◆ DIRECTIONS FOR THIS TASK
Render the entries below as a numbered list, omitting any blank lines.

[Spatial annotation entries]
— start —
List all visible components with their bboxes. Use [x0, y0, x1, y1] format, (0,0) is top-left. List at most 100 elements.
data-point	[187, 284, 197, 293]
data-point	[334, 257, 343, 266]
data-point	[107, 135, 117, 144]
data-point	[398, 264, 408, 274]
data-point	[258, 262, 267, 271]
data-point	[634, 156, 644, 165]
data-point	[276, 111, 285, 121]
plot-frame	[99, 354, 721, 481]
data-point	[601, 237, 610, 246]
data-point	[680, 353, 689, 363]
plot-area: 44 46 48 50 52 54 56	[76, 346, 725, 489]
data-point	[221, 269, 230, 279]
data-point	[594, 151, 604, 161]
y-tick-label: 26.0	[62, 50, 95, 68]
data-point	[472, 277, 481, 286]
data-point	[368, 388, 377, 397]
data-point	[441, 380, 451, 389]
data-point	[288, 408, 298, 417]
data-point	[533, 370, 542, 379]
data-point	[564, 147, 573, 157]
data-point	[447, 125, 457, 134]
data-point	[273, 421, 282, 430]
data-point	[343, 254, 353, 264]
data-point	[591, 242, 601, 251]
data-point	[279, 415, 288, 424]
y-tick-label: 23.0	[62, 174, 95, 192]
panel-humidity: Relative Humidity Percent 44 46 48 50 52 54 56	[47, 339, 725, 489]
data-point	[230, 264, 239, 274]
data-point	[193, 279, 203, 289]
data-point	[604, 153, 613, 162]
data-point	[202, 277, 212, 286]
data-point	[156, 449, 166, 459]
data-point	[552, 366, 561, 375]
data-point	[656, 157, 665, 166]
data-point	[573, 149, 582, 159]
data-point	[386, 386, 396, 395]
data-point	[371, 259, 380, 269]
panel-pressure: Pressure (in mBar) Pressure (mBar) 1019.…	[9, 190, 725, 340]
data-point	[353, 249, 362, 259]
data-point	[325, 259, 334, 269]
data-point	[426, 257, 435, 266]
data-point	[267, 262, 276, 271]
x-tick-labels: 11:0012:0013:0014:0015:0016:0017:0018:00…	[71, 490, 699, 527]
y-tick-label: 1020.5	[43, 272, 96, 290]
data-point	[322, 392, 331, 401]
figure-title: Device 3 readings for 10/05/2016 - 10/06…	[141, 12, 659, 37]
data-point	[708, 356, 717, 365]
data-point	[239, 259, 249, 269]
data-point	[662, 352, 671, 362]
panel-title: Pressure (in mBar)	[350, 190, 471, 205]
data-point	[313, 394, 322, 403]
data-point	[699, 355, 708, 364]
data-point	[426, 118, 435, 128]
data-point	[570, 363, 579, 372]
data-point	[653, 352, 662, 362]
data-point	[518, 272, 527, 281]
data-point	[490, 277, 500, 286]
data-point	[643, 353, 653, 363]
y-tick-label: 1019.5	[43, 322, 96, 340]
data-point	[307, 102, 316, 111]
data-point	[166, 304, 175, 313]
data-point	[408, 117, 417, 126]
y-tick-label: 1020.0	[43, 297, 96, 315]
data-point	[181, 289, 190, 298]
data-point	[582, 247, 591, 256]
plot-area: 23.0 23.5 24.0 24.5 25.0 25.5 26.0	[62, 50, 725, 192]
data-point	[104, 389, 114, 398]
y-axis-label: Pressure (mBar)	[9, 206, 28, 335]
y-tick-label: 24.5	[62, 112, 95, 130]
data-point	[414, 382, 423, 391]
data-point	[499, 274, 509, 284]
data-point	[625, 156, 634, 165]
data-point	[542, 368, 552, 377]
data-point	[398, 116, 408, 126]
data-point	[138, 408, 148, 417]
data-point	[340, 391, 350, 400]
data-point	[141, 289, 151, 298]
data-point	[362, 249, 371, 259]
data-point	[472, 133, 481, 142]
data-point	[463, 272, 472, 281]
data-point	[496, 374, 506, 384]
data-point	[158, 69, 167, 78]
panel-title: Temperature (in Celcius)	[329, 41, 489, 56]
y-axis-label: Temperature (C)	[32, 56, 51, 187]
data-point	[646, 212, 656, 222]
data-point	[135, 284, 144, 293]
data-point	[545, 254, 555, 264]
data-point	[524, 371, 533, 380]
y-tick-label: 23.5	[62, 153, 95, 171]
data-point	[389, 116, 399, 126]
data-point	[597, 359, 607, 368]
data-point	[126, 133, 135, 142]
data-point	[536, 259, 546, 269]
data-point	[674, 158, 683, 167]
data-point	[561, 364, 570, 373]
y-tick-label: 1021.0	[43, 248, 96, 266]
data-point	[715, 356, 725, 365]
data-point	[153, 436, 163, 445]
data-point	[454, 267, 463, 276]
— end —
◆ SOLUTION TO THE PROBLEM
1. List all visible components with their bboxes. Use [x0, y0, x1, y1] format, (0,0) is top-left. List at most 100 elements.
2. data-point	[187, 284, 197, 293]
3. data-point	[334, 257, 343, 266]
4. data-point	[107, 135, 117, 144]
5. data-point	[398, 264, 408, 274]
6. data-point	[258, 262, 267, 271]
7. data-point	[634, 156, 644, 165]
8. data-point	[276, 111, 285, 121]
9. plot-frame	[99, 354, 721, 481]
10. data-point	[601, 237, 610, 246]
11. data-point	[680, 353, 689, 363]
12. plot-area: 44 46 48 50 52 54 56	[76, 346, 725, 489]
13. data-point	[221, 269, 230, 279]
14. data-point	[594, 151, 604, 161]
15. y-tick-label: 26.0	[62, 50, 95, 68]
16. data-point	[472, 277, 481, 286]
17. data-point	[368, 388, 377, 397]
18. data-point	[441, 380, 451, 389]
19. data-point	[288, 408, 298, 417]
20. data-point	[533, 370, 542, 379]
21. data-point	[564, 147, 573, 157]
22. data-point	[447, 125, 457, 134]
23. data-point	[273, 421, 282, 430]
24. data-point	[343, 254, 353, 264]
25. data-point	[591, 242, 601, 251]
26. data-point	[279, 415, 288, 424]
27. y-tick-label: 23.0	[62, 174, 95, 192]
28. panel-humidity: Relative Humidity Percent 44 46 48 50 52 54 56	[47, 339, 725, 489]
29. data-point	[230, 264, 239, 274]
30. data-point	[193, 279, 203, 289]
31. data-point	[604, 153, 613, 162]
32. data-point	[202, 277, 212, 286]
33. data-point	[156, 449, 166, 459]
34. data-point	[552, 366, 561, 375]
35. data-point	[656, 157, 665, 166]
36. data-point	[573, 149, 582, 159]
37. data-point	[386, 386, 396, 395]
38. data-point	[371, 259, 380, 269]
39. panel-pressure: Pressure (in mBar) Pressure (mBar) 1019.…	[9, 190, 725, 340]
40. data-point	[353, 249, 362, 259]
41. data-point	[325, 259, 334, 269]
42. data-point	[426, 257, 435, 266]
43. data-point	[267, 262, 276, 271]
44. x-tick-labels: 11:0012:0013:0014:0015:0016:0017:0018:00…	[71, 490, 699, 527]
45. y-tick-label: 1020.5	[43, 272, 96, 290]
46. data-point	[322, 392, 331, 401]
47. figure-title: Device 3 readings for 10/05/2016 - 10/06…	[141, 12, 659, 37]
48. data-point	[708, 356, 717, 365]
49. data-point	[239, 259, 249, 269]
50. data-point	[662, 352, 671, 362]
51. panel-title: Pressure (in mBar)	[350, 190, 471, 205]
52. data-point	[313, 394, 322, 403]
53. data-point	[699, 355, 708, 364]
54. data-point	[426, 118, 435, 128]
55. data-point	[570, 363, 579, 372]
56. data-point	[653, 352, 662, 362]
57. data-point	[518, 272, 527, 281]
58. data-point	[490, 277, 500, 286]
59. data-point	[643, 353, 653, 363]
60. y-tick-label: 1019.5	[43, 322, 96, 340]
61. data-point	[307, 102, 316, 111]
62. data-point	[166, 304, 175, 313]
63. data-point	[408, 117, 417, 126]
64. y-tick-label: 1020.0	[43, 297, 96, 315]
65. data-point	[181, 289, 190, 298]
66. data-point	[582, 247, 591, 256]
67. plot-area: 23.0 23.5 24.0 24.5 25.0 25.5 26.0	[62, 50, 725, 192]
68. data-point	[104, 389, 114, 398]
69. y-axis-label: Pressure (mBar)	[9, 206, 28, 335]
70. y-tick-label: 24.5	[62, 112, 95, 130]
71. data-point	[414, 382, 423, 391]
72. data-point	[499, 274, 509, 284]
73. data-point	[625, 156, 634, 165]
74. data-point	[542, 368, 552, 377]
75. data-point	[398, 116, 408, 126]
76. data-point	[138, 408, 148, 417]
77. data-point	[340, 391, 350, 400]
78. data-point	[141, 289, 151, 298]
79. data-point	[362, 249, 371, 259]
80. data-point	[472, 133, 481, 142]
81. data-point	[463, 272, 472, 281]
82. data-point	[496, 374, 506, 384]
83. data-point	[158, 69, 167, 78]
84. panel-title: Temperature (in Celcius)	[329, 41, 489, 56]
85. y-axis-label: Temperature (C)	[32, 56, 51, 187]
86. data-point	[646, 212, 656, 222]
87. data-point	[135, 284, 144, 293]
88. data-point	[545, 254, 555, 264]
89. data-point	[524, 371, 533, 380]
90. y-tick-label: 23.5	[62, 153, 95, 171]
91. data-point	[389, 116, 399, 126]
92. data-point	[597, 359, 607, 368]
93. data-point	[126, 133, 135, 142]
94. data-point	[536, 259, 546, 269]
95. data-point	[674, 158, 683, 167]
96. data-point	[561, 364, 570, 373]
97. y-tick-label: 1021.0	[43, 248, 96, 266]
98. data-point	[715, 356, 725, 365]
99. data-point	[153, 436, 163, 445]
100. data-point	[454, 267, 463, 276]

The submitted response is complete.